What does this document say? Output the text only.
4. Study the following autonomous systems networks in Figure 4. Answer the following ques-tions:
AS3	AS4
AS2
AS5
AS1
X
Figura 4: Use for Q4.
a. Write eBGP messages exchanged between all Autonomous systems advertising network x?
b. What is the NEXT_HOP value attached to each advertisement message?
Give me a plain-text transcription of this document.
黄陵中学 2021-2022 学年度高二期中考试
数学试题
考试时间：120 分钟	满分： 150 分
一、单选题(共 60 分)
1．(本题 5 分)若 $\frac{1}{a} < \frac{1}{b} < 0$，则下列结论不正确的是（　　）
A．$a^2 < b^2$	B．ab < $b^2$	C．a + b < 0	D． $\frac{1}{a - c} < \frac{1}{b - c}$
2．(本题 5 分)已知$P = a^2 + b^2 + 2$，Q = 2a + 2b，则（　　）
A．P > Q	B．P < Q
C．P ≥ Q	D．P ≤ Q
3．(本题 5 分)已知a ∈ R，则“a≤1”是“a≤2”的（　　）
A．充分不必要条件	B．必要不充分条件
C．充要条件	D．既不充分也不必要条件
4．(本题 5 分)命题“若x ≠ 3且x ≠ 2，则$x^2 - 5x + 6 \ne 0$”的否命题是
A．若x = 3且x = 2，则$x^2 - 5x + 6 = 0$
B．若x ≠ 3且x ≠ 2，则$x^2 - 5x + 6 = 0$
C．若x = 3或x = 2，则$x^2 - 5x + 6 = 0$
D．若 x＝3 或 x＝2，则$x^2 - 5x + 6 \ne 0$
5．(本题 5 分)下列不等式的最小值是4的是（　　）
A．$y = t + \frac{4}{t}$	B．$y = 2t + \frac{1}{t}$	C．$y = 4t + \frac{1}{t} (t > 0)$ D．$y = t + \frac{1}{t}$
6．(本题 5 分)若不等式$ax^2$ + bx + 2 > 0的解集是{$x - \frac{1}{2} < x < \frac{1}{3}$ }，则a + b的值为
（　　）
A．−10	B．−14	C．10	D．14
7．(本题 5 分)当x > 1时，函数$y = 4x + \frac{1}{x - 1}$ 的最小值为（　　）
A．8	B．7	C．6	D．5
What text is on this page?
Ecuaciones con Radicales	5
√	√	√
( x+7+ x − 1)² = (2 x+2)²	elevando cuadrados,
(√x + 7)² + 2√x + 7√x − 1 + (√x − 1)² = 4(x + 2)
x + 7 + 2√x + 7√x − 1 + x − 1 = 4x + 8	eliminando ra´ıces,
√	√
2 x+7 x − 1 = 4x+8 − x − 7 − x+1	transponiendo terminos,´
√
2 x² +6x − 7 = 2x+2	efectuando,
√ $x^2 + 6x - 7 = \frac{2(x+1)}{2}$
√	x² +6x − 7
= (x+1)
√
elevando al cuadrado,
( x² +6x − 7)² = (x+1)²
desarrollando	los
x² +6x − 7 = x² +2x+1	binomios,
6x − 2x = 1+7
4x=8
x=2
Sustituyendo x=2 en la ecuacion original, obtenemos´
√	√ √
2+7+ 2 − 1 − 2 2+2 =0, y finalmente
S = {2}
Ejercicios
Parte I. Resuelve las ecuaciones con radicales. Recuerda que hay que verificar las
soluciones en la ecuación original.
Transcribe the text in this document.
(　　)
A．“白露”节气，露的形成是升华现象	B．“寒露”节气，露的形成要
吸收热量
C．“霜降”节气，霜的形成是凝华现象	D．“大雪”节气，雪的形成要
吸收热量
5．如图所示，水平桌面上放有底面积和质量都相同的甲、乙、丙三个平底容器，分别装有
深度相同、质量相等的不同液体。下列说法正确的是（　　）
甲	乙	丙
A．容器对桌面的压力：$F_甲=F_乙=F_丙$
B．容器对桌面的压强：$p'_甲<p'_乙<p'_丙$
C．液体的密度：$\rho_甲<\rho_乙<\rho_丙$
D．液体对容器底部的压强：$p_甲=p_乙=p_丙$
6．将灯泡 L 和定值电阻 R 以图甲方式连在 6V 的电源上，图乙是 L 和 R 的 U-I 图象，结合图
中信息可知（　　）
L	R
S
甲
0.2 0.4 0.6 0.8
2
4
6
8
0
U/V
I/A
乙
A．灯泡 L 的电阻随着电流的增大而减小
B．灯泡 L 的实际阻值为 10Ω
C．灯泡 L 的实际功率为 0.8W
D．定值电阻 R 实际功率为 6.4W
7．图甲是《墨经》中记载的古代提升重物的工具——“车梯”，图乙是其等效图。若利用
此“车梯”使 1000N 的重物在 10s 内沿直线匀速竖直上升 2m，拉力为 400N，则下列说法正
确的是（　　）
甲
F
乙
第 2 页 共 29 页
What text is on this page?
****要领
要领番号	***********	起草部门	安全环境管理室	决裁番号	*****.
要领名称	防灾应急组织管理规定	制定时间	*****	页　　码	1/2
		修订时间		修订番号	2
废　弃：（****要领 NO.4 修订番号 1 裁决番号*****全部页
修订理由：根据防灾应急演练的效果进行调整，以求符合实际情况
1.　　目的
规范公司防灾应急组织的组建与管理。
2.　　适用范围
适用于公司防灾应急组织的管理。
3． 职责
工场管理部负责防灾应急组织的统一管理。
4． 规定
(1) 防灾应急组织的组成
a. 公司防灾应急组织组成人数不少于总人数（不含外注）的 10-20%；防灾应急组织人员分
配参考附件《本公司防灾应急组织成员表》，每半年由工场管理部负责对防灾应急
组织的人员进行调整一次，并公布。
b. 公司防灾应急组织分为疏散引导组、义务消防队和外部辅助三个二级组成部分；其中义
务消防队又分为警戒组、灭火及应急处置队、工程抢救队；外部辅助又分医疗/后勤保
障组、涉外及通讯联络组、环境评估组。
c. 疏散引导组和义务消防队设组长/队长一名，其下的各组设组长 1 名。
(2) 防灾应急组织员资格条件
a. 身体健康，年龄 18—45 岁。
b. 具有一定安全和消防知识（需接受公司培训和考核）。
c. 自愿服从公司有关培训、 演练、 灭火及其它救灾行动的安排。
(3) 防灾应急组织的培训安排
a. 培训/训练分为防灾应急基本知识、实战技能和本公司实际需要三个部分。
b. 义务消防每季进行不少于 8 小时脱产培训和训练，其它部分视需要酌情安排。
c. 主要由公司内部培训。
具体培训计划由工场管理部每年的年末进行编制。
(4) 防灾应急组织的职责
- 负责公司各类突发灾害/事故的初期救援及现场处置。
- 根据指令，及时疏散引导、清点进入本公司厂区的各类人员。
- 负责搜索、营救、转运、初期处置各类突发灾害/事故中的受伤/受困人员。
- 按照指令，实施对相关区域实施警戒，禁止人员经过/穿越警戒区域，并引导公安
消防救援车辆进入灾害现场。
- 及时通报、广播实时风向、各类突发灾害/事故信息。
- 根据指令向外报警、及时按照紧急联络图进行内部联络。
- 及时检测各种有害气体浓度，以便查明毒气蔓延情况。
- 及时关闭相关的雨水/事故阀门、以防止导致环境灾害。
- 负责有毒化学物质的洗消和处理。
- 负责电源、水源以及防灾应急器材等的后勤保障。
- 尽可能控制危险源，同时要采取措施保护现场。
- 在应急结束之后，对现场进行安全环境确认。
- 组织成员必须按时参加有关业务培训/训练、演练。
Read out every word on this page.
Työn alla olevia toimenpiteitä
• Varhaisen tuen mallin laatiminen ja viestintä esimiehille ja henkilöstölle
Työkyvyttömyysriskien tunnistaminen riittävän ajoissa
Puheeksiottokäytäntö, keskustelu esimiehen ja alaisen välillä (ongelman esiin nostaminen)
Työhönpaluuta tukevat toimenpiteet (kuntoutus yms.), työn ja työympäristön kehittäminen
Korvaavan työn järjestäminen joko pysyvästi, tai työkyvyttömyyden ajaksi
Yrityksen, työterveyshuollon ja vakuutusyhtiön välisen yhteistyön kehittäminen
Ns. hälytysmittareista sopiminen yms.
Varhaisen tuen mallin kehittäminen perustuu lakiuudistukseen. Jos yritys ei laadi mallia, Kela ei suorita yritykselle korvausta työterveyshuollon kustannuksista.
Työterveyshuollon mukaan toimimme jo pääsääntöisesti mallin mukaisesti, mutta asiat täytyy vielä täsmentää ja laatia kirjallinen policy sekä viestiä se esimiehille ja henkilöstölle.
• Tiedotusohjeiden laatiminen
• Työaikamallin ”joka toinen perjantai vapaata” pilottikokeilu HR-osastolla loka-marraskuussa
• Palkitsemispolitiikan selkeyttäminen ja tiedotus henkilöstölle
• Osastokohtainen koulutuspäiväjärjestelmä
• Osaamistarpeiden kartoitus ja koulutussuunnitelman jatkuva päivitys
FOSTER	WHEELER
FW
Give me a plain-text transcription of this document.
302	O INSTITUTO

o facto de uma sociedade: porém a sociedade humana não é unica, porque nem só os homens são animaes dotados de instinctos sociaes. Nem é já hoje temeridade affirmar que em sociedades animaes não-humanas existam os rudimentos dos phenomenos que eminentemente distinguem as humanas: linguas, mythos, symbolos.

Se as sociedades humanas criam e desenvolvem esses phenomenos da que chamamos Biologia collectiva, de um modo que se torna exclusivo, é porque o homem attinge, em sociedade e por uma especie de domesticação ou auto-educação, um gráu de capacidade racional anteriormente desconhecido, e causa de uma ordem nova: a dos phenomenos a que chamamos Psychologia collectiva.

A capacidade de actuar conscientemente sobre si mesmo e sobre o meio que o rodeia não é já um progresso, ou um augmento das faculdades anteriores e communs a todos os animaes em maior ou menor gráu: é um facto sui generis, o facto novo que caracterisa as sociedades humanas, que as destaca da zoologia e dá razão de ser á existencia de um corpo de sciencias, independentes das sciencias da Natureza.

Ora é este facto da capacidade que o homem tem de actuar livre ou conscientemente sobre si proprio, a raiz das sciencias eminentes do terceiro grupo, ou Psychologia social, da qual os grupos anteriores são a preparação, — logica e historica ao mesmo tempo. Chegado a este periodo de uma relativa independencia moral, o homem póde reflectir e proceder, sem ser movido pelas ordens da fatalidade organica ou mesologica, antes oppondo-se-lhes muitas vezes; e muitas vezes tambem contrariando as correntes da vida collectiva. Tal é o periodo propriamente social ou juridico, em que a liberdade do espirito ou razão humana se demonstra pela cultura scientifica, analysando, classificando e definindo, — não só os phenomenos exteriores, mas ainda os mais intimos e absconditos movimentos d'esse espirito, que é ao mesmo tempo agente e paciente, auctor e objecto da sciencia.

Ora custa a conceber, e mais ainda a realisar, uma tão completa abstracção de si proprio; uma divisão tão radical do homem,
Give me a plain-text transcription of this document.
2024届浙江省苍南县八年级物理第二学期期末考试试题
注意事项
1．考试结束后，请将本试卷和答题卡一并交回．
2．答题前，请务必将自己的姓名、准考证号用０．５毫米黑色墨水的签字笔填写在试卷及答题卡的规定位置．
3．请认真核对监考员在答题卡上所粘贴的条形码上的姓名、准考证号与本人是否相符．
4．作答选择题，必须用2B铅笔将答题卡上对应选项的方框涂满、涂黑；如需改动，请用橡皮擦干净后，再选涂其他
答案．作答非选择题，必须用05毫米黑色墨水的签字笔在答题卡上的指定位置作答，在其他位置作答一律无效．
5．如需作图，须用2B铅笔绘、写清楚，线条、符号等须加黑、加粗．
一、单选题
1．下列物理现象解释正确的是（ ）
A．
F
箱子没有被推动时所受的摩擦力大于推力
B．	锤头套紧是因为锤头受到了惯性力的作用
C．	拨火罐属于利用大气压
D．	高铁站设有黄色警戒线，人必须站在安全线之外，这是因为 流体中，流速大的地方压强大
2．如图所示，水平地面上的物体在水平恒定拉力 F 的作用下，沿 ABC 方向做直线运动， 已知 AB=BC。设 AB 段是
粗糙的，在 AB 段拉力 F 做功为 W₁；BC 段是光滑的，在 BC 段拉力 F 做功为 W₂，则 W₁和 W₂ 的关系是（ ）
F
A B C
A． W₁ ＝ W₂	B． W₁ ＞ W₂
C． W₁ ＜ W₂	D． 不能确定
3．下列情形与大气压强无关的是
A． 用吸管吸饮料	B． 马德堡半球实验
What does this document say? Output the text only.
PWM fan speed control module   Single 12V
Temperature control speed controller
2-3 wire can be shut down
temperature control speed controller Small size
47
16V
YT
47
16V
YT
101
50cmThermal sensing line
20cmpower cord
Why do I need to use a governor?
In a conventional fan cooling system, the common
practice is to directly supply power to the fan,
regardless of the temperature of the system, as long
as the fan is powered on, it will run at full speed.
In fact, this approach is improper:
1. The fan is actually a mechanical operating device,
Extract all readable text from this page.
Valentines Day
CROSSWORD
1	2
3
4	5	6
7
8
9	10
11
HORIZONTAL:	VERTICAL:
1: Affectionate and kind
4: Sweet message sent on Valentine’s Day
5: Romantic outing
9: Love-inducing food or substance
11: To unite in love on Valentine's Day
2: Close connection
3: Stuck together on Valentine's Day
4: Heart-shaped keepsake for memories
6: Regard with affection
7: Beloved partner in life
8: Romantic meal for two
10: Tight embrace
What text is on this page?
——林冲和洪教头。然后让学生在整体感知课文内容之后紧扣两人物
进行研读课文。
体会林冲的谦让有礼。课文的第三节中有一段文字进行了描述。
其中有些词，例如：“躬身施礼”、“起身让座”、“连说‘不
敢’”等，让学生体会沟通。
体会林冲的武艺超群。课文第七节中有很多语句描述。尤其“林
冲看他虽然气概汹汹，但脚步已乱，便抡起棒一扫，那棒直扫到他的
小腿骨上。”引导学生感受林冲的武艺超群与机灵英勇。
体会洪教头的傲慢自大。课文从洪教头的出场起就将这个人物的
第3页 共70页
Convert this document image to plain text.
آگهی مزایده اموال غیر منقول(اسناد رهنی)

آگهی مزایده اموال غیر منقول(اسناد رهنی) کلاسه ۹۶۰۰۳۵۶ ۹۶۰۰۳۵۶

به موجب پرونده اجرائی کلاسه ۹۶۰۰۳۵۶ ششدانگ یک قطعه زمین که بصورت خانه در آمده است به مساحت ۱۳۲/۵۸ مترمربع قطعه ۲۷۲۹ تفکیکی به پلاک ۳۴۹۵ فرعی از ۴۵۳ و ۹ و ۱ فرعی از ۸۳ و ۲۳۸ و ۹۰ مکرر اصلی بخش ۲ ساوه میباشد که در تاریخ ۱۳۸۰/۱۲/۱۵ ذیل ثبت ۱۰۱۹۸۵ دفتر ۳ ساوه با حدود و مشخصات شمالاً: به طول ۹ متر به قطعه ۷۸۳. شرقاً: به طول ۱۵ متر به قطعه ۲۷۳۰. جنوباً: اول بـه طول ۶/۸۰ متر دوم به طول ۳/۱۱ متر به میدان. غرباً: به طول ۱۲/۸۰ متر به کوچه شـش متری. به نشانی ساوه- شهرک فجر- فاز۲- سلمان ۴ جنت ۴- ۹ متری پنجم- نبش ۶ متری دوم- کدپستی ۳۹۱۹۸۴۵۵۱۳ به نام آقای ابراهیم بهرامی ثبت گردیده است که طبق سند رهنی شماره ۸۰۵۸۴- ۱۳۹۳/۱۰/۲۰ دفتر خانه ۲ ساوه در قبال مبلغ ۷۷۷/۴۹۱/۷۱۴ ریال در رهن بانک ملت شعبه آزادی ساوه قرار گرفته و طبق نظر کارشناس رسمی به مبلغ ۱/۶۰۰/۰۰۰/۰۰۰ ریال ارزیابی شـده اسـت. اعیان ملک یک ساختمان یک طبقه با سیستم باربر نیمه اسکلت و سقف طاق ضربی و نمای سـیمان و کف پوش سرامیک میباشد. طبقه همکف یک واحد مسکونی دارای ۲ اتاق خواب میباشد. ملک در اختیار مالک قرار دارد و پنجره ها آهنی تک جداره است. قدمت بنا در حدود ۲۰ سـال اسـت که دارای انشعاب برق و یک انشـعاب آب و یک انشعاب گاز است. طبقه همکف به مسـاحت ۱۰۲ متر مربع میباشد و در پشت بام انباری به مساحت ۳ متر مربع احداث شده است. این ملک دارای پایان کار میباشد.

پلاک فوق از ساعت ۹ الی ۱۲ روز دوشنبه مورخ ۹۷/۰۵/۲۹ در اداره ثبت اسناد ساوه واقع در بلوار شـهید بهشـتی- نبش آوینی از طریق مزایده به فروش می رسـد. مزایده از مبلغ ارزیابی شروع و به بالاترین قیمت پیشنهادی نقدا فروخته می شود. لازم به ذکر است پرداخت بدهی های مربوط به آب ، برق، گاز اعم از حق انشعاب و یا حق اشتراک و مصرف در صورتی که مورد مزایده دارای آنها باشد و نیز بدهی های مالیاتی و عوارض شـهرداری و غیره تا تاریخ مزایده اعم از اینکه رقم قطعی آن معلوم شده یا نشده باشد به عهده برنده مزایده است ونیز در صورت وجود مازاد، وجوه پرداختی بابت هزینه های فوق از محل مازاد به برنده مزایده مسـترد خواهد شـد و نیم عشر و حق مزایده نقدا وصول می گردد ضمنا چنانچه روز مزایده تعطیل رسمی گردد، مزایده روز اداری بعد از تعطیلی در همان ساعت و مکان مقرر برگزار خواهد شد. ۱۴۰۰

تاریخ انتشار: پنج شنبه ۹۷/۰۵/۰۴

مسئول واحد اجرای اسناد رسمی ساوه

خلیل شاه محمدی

------------

Aim:
Work out the number of lines in this listing that include the word "control". Reply with that number only.

The solution:
3